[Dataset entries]
(begin)

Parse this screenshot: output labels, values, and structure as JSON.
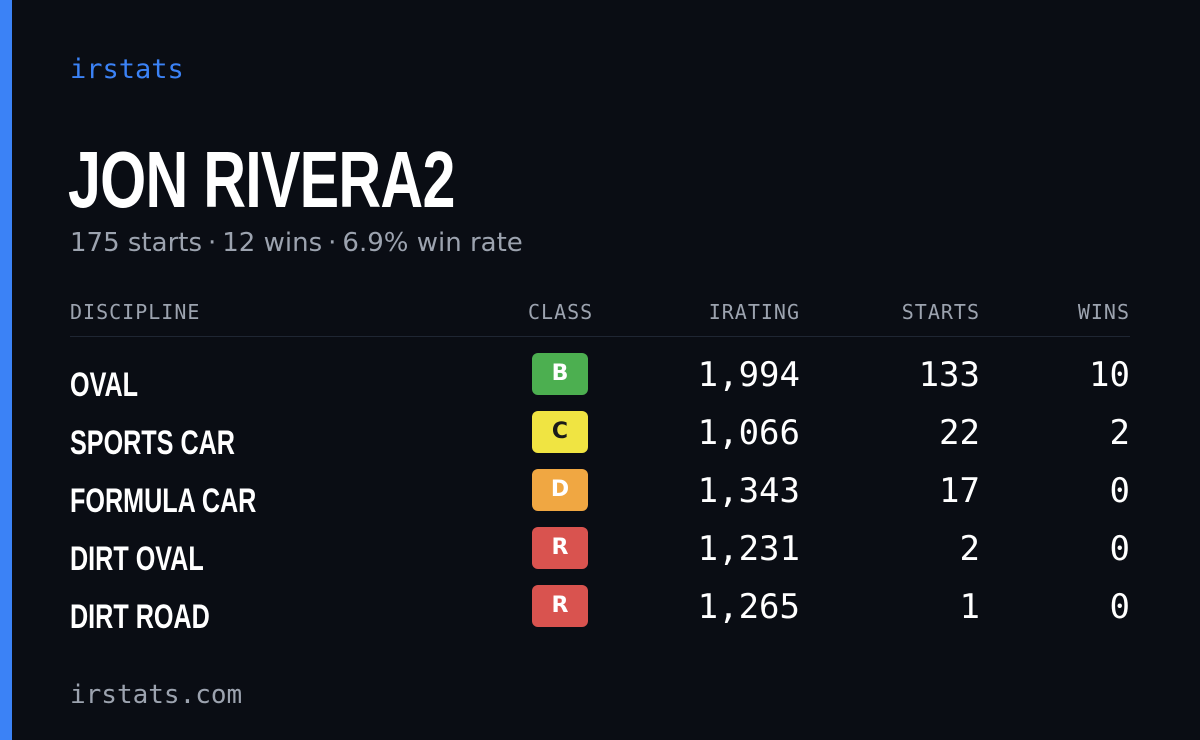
{
  "brand": "irstats",
  "driver": {
    "name": "JON RIVERA2"
  },
  "summary": {
    "starts": "175 starts",
    "wins": "12 wins",
    "win_rate": "6.9% win rate",
    "separator": "·"
  },
  "table": {
    "headers": {
      "discipline": "DISCIPLINE",
      "class": "CLASS",
      "irating": "IRATING",
      "starts": "STARTS",
      "wins": "WINS"
    },
    "rows": [
      {
        "discipline": "OVAL",
        "class": "B",
        "class_color": "#4caf50",
        "class_text_color": "#ffffff",
        "irating": "1,994",
        "starts": "133",
        "wins": "10"
      },
      {
        "discipline": "SPORTS CAR",
        "class": "C",
        "class_color": "#f0e442",
        "class_text_color": "#1a1a1a",
        "irating": "1,066",
        "starts": "22",
        "wins": "2"
      },
      {
        "discipline": "FORMULA CAR",
        "class": "D",
        "class_color": "#f0a742",
        "class_text_color": "#ffffff",
        "irating": "1,343",
        "starts": "17",
        "wins": "0"
      },
      {
        "discipline": "DIRT OVAL",
        "class": "R",
        "class_color": "#d9534f",
        "class_text_color": "#ffffff",
        "irating": "1,231",
        "starts": "2",
        "wins": "0"
      },
      {
        "discipline": "DIRT ROAD",
        "class": "R",
        "class_color": "#d9534f",
        "class_text_color": "#ffffff",
        "irating": "1,265",
        "starts": "1",
        "wins": "0"
      }
    ]
  },
  "footer": "irstats.com",
  "colors": {
    "background": "#0a0d14",
    "accent": "#3b82f6",
    "muted": "#9ca3af"
  }
}
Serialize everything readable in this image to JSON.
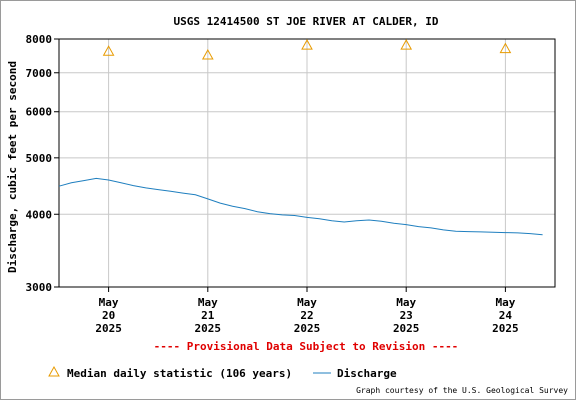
{
  "chart_data": {
    "type": "line",
    "title": "USGS 12414500 ST JOE RIVER AT CALDER, ID",
    "ylabel": "Discharge, cubic feet per second",
    "xlabel": "",
    "y_scale": "log",
    "ylim": [
      3000,
      8000
    ],
    "y_ticks": [
      3000,
      4000,
      5000,
      6000,
      7000,
      8000
    ],
    "y_tick_labels": [
      "3000",
      "4000",
      "5000",
      "6000",
      "7000",
      "8000"
    ],
    "x_range": [
      "2025-05-19T12:00",
      "2025-05-24T12:00"
    ],
    "x_ticks": [
      {
        "date": "2025-05-20",
        "label": [
          "May",
          "20",
          "2025"
        ]
      },
      {
        "date": "2025-05-21",
        "label": [
          "May",
          "21",
          "2025"
        ]
      },
      {
        "date": "2025-05-22",
        "label": [
          "May",
          "22",
          "2025"
        ]
      },
      {
        "date": "2025-05-23",
        "label": [
          "May",
          "23",
          "2025"
        ]
      },
      {
        "date": "2025-05-24",
        "label": [
          "May",
          "24",
          "2025"
        ]
      }
    ],
    "grid": true,
    "series": [
      {
        "name": "Discharge",
        "color": "#1f7fbf",
        "points": [
          [
            "2025-05-19T12:00",
            4470
          ],
          [
            "2025-05-19T15:00",
            4530
          ],
          [
            "2025-05-19T18:00",
            4570
          ],
          [
            "2025-05-19T21:00",
            4610
          ],
          [
            "2025-05-20T00:00",
            4580
          ],
          [
            "2025-05-20T03:00",
            4530
          ],
          [
            "2025-05-20T06:00",
            4480
          ],
          [
            "2025-05-20T09:00",
            4440
          ],
          [
            "2025-05-20T12:00",
            4410
          ],
          [
            "2025-05-20T15:00",
            4380
          ],
          [
            "2025-05-20T18:00",
            4350
          ],
          [
            "2025-05-20T21:00",
            4320
          ],
          [
            "2025-05-21T00:00",
            4250
          ],
          [
            "2025-05-21T03:00",
            4180
          ],
          [
            "2025-05-21T06:00",
            4130
          ],
          [
            "2025-05-21T09:00",
            4090
          ],
          [
            "2025-05-21T12:00",
            4040
          ],
          [
            "2025-05-21T15:00",
            4010
          ],
          [
            "2025-05-21T18:00",
            3990
          ],
          [
            "2025-05-21T21:00",
            3980
          ],
          [
            "2025-05-22T00:00",
            3950
          ],
          [
            "2025-05-22T03:00",
            3930
          ],
          [
            "2025-05-22T06:00",
            3900
          ],
          [
            "2025-05-22T09:00",
            3880
          ],
          [
            "2025-05-22T12:00",
            3900
          ],
          [
            "2025-05-22T15:00",
            3910
          ],
          [
            "2025-05-22T18:00",
            3890
          ],
          [
            "2025-05-22T21:00",
            3860
          ],
          [
            "2025-05-23T00:00",
            3840
          ],
          [
            "2025-05-23T03:00",
            3810
          ],
          [
            "2025-05-23T06:00",
            3790
          ],
          [
            "2025-05-23T09:00",
            3760
          ],
          [
            "2025-05-23T12:00",
            3740
          ],
          [
            "2025-05-23T15:00",
            3735
          ],
          [
            "2025-05-23T18:00",
            3730
          ],
          [
            "2025-05-23T21:00",
            3725
          ],
          [
            "2025-05-24T00:00",
            3720
          ],
          [
            "2025-05-24T03:00",
            3715
          ],
          [
            "2025-05-24T06:00",
            3705
          ],
          [
            "2025-05-24T09:00",
            3690
          ]
        ]
      },
      {
        "name": "Median daily statistic (106 years)",
        "color": "#e89b00",
        "marker": "triangle",
        "points": [
          [
            "2025-05-20T00:00",
            7620
          ],
          [
            "2025-05-21T00:00",
            7510
          ],
          [
            "2025-05-22T00:00",
            7810
          ],
          [
            "2025-05-23T00:00",
            7810
          ],
          [
            "2025-05-24T00:00",
            7700
          ]
        ]
      }
    ]
  },
  "annotation": {
    "provisional": "---- Provisional Data Subject to Revision ----",
    "credit": "Graph courtesy of the U.S. Geological Survey"
  },
  "legend": {
    "median_label": "Median daily statistic (106 years)",
    "discharge_label": "Discharge"
  },
  "colors": {
    "discharge": "#1f7fbf",
    "median": "#e89b00",
    "provisional": "#e00000",
    "grid": "#c8c8c8"
  }
}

(end)

— Instruction —
List each line holding the string "starts".

— Written solution —
    "starts": "175 starts",
      "starts": "STARTS",
        "starts": "133",
        "starts": "22",
        "starts": "17",
        "starts": "2",
        "starts": "1",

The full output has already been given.